# EXERCISE:
Restate every entry word for word.
##### INFORMATION SUPPLIED #####
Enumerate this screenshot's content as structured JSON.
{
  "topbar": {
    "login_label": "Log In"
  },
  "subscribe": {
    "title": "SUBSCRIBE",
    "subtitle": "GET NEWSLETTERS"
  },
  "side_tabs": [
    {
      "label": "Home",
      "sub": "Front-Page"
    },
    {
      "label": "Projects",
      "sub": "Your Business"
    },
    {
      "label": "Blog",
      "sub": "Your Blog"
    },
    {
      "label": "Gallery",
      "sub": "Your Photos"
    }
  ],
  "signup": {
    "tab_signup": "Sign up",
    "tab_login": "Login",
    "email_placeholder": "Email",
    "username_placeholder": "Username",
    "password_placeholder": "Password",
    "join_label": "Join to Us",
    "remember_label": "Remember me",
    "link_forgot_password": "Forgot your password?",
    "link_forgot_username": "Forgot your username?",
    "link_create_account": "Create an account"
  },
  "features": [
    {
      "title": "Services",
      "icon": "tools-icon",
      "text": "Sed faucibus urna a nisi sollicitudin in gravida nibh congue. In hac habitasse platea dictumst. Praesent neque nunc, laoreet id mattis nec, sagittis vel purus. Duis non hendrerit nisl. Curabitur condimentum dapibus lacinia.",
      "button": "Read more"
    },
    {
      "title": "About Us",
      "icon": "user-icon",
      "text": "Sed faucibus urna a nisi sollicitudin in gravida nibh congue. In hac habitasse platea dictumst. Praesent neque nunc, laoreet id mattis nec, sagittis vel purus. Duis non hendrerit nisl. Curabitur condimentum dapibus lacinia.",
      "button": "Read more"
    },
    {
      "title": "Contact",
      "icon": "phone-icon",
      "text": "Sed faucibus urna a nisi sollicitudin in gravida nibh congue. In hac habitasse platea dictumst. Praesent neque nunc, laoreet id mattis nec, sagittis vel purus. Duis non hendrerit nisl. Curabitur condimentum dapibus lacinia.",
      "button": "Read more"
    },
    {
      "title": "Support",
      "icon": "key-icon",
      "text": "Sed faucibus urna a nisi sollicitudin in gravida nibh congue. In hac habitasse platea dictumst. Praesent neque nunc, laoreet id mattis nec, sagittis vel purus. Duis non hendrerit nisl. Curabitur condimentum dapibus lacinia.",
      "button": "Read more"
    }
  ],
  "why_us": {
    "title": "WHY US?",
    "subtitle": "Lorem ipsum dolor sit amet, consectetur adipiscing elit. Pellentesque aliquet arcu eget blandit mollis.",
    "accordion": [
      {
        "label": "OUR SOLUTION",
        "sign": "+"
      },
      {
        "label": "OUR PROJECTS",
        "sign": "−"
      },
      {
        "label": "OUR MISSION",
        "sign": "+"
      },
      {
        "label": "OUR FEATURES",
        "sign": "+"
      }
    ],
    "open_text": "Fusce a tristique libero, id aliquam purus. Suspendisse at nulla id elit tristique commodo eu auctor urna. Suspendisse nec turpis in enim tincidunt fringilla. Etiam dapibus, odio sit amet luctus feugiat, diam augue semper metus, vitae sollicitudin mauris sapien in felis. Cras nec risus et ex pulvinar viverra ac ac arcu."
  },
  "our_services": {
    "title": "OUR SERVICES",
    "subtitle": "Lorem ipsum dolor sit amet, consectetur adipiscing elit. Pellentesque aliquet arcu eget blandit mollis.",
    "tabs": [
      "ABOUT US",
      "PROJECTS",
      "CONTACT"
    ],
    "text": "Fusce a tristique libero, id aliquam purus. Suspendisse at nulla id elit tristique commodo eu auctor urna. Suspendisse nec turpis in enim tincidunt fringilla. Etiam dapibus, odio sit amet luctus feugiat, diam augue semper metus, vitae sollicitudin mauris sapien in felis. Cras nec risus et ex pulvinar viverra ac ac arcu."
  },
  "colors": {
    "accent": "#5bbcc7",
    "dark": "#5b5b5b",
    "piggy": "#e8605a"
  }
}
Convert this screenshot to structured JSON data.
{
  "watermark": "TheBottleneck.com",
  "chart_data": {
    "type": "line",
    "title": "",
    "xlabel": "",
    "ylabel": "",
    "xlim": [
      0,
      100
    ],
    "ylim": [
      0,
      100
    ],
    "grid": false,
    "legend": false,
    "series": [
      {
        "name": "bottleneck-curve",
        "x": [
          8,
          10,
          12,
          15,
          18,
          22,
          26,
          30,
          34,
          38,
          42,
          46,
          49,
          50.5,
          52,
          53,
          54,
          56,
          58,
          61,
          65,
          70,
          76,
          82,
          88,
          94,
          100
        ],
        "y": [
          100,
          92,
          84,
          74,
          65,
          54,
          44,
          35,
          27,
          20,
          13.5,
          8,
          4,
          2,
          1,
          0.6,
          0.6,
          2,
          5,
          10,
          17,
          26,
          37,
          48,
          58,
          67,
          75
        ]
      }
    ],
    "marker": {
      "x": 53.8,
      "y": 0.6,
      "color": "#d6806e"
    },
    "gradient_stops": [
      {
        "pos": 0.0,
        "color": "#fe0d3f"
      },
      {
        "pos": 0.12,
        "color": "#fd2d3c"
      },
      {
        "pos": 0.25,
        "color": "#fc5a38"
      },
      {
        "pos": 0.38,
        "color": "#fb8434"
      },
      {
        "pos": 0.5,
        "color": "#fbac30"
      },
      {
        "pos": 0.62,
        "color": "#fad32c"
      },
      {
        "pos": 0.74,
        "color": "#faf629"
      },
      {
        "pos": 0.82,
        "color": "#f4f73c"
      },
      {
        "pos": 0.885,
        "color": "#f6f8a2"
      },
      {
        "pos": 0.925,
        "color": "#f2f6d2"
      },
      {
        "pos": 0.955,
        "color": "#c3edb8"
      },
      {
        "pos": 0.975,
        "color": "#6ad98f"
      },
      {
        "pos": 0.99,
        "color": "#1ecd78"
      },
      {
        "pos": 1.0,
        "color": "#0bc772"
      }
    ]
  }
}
#####
# EXERCISE RESPONSE:
Enumerate this screenshot's content as structured JSON.
{
  "topbar": {
    "login_label": "Log In"
  },
  "subscribe": {
    "title": "SUBSCRIBE",
    "subtitle": "GET NEWSLETTERS"
  },
  "side_tabs": [
    {
      "label": "Home",
      "sub": "Front-Page"
    },
    {
      "label": "Projects",
      "sub": "Your Business"
    },
    {
      "label": "Blog",
      "sub": "Your Blog"
    },
    {
      "label": "Gallery",
      "sub": "Your Photos"
    }
  ],
  "signup": {
    "tab_signup": "Sign up",
    "tab_login": "Login",
    "email_placeholder": "Email",
    "username_placeholder": "Username",
    "password_placeholder": "Password",
    "join_label": "Join to Us",
    "remember_label": "Remember me",
    "link_forgot_password": "Forgot your password?",
    "link_forgot_username": "Forgot your username?",
    "link_create_account": "Create an account"
  },
  "features": [
    {
      "title": "Services",
      "icon": "tools-icon",
      "text": "Sed faucibus urna a nisi sollicitudin in gravida nibh congue. In hac habitasse platea dictumst. Praesent neque nunc, laoreet id mattis nec, sagittis vel purus. Duis non hendrerit nisl. Curabitur condimentum dapibus lacinia.",
      "button": "Read more"
    },
    {
      "title": "About Us",
      "icon": "user-icon",
      "text": "Sed faucibus urna a nisi sollicitudin in gravida nibh congue. In hac habitasse platea dictumst. Praesent neque nunc, laoreet id mattis nec, sagittis vel purus. Duis non hendrerit nisl. Curabitur condimentum dapibus lacinia.",
      "button": "Read more"
    },
    {
      "title": "Contact",
      "icon": "phone-icon",
      "text": "Sed faucibus urna a nisi sollicitudin in gravida nibh congue. In hac habitasse platea dictumst. Praesent neque nunc, laoreet id mattis nec, sagittis vel purus. Duis non hendrerit nisl. Curabitur condimentum dapibus lacinia.",
      "button": "Read more"
    },
    {
      "title": "Support",
      "icon": "key-icon",
      "text": "Sed faucibus urna a nisi sollicitudin in gravida nibh congue. In hac habitasse platea dictumst. Praesent neque nunc, laoreet id mattis nec, sagittis vel purus. Duis non hendrerit nisl. Curabitur condimentum dapibus lacinia.",
      "button": "Read more"
    }
  ],
  "why_us": {
    "title": "WHY US?",
    "subtitle": "Lorem ipsum dolor sit amet, consectetur adipiscing elit. Pellentesque aliquet arcu eget blandit mollis.",
    "accordion": [
      {
        "label": "OUR SOLUTION",
        "sign": "+"
      },
      {
        "label": "OUR PROJECTS",
        "sign": "−"
      },
      {
        "label": "OUR MISSION",
        "sign": "+"
      },
      {
        "label": "OUR FEATURES",
        "sign": "+"
      }
    ],
    "open_text": "Fusce a tristique libero, id aliquam purus. Suspendisse at nulla id elit tristique commodo eu auctor urna. Suspendisse nec turpis in enim tincidunt fringilla. Etiam dapibus, odio sit amet luctus feugiat, diam augue semper metus, vitae sollicitudin mauris sapien in felis. Cras nec risus et ex pulvinar viverra ac ac arcu."
  },
  "our_services": {
    "title": "OUR SERVICES",
    "subtitle": "Lorem ipsum dolor sit amet, consectetur adipiscing elit. Pellentesque aliquet arcu eget blandit mollis.",
    "tabs": [
      "ABOUT US",
      "PROJECTS",
      "CONTACT"
    ],
    "text": "Fusce a tristique libero, id aliquam purus. Suspendisse at nulla id elit tristique commodo eu auctor urna. Suspendisse nec turpis in enim tincidunt fringilla. Etiam dapibus, odio sit amet luctus feugiat, diam augue semper metus, vitae sollicitudin mauris sapien in felis. Cras nec risus et ex pulvinar viverra ac ac arcu."
  },
  "colors": {
    "accent": "#5bbcc7",
    "dark": "#5b5b5b",
    "piggy": "#e8605a"
  }
}
Convert this screenshot to structured JSON data.
{
  "watermark": "TheBottleneck.com",
  "chart_data": {
    "type": "line",
    "title": "",
    "xlabel": "",
    "ylabel": "",
    "xlim": [
      0,
      100
    ],
    "ylim": [
      0,
      100
    ],
    "grid": false,
    "legend": false,
    "series": [
      {
        "name": "bottleneck-curve",
        "x": [
          8,
          10,
          12,
          15,
          18,
          22,
          26,
          30,
          34,
          38,
          42,
          46,
          49,
          50.5,
          52,
          53,
          54,
          56,
          58,
          61,
          65,
          70,
          76,
          82,
          88,
          94,
          100
        ],
        "y": [
          100,
          92,
          84,
          74,
          65,
          54,
          44,
          35,
          27,
          20,
          13.5,
          8,
          4,
          2,
          1,
          0.6,
          0.6,
          2,
          5,
          10,
          17,
          26,
          37,
          48,
          58,
          67,
          75
        ]
      }
    ],
    "marker": {
      "x": 53.8,
      "y": 0.6,
      "color": "#d6806e"
    },
    "gradient_stops": [
      {
        "pos": 0.0,
        "color": "#fe0d3f"
      },
      {
        "pos": 0.12,
        "color": "#fd2d3c"
      },
      {
        "pos": 0.25,
        "color": "#fc5a38"
      },
      {
        "pos": 0.38,
        "color": "#fb8434"
      },
      {
        "pos": 0.5,
        "color": "#fbac30"
      },
      {
        "pos": 0.62,
        "color": "#fad32c"
      },
      {
        "pos": 0.74,
        "color": "#faf629"
      },
      {
        "pos": 0.82,
        "color": "#f4f73c"
      },
      {
        "pos": 0.885,
        "color": "#f6f8a2"
      },
      {
        "pos": 0.925,
        "color": "#f2f6d2"
      },
      {
        "pos": 0.955,
        "color": "#c3edb8"
      },
      {
        "pos": 0.975,
        "color": "#6ad98f"
      },
      {
        "pos": 0.99,
        "color": "#1ecd78"
      },
      {
        "pos": 1.0,
        "color": "#0bc772"
      }
    ]
  }
}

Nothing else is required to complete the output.